§ **WRITTEN TASK**: What follows is a block of records; restate each one word for word.

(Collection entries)
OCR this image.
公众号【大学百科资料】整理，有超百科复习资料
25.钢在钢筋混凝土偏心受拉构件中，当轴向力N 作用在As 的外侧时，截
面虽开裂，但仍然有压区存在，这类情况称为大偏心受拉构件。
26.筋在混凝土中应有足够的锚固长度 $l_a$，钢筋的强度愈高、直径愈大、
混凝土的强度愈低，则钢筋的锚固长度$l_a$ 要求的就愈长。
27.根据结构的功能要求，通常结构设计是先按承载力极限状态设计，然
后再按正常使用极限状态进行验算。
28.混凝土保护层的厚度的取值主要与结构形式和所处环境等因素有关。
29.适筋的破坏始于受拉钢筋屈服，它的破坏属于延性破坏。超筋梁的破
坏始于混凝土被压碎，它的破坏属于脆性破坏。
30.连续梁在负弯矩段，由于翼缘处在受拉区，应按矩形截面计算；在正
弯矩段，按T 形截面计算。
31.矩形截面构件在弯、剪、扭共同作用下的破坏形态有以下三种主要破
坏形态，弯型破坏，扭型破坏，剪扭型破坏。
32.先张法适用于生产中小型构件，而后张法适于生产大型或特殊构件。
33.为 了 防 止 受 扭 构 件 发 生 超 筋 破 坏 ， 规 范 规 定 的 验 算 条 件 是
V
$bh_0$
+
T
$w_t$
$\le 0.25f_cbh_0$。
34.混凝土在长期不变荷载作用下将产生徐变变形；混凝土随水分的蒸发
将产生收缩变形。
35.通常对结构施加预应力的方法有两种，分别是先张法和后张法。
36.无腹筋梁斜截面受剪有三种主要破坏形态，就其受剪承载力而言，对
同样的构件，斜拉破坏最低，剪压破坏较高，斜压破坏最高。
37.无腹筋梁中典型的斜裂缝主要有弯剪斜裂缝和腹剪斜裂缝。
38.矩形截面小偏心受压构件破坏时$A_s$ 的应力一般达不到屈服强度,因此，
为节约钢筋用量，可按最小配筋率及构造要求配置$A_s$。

§ **EXERCISE RESULT**:
OCR this image.
公众号【大学百科资料】整理，有超百科复习资料
25.钢在钢筋混凝土偏心受拉构件中，当轴向力N 作用在As 的外侧时，截
面虽开裂，但仍然有压区存在，这类情况称为大偏心受拉构件。
26.筋在混凝土中应有足够的锚固长度 $l_a$，钢筋的强度愈高、直径愈大、
混凝土的强度愈低，则钢筋的锚固长度$l_a$ 要求的就愈长。
27.根据结构的功能要求，通常结构设计是先按承载力极限状态设计，然
后再按正常使用极限状态进行验算。
28.混凝土保护层的厚度的取值主要与结构形式和所处环境等因素有关。
29.适筋的破坏始于受拉钢筋屈服，它的破坏属于延性破坏。超筋梁的破
坏始于混凝土被压碎，它的破坏属于脆性破坏。
30.连续梁在负弯矩段，由于翼缘处在受拉区，应按矩形截面计算；在正
弯矩段，按T 形截面计算。
31.矩形截面构件在弯、剪、扭共同作用下的破坏形态有以下三种主要破
坏形态，弯型破坏，扭型破坏，剪扭型破坏。
32.先张法适用于生产中小型构件，而后张法适于生产大型或特殊构件。
33.为 了 防 止 受 扭 构 件 发 生 超 筋 破 坏 ， 规 范 规 定 的 验 算 条 件 是
V
$bh_0$
+
T
$w_t$
$\le 0.25f_cbh_0$。
34.混凝土在长期不变荷载作用下将产生徐变变形；混凝土随水分的蒸发
将产生收缩变形。
35.通常对结构施加预应力的方法有两种，分别是先张法和后张法。
36.无腹筋梁斜截面受剪有三种主要破坏形态，就其受剪承载力而言，对
同样的构件，斜拉破坏最低，剪压破坏较高，斜压破坏最高。
37.无腹筋梁中典型的斜裂缝主要有弯剪斜裂缝和腹剪斜裂缝。
38.矩形截面小偏心受压构件破坏时$A_s$ 的应力一般达不到屈服强度,因此，
为节约钢筋用量，可按最小配筋率及构造要求配置$A_s$。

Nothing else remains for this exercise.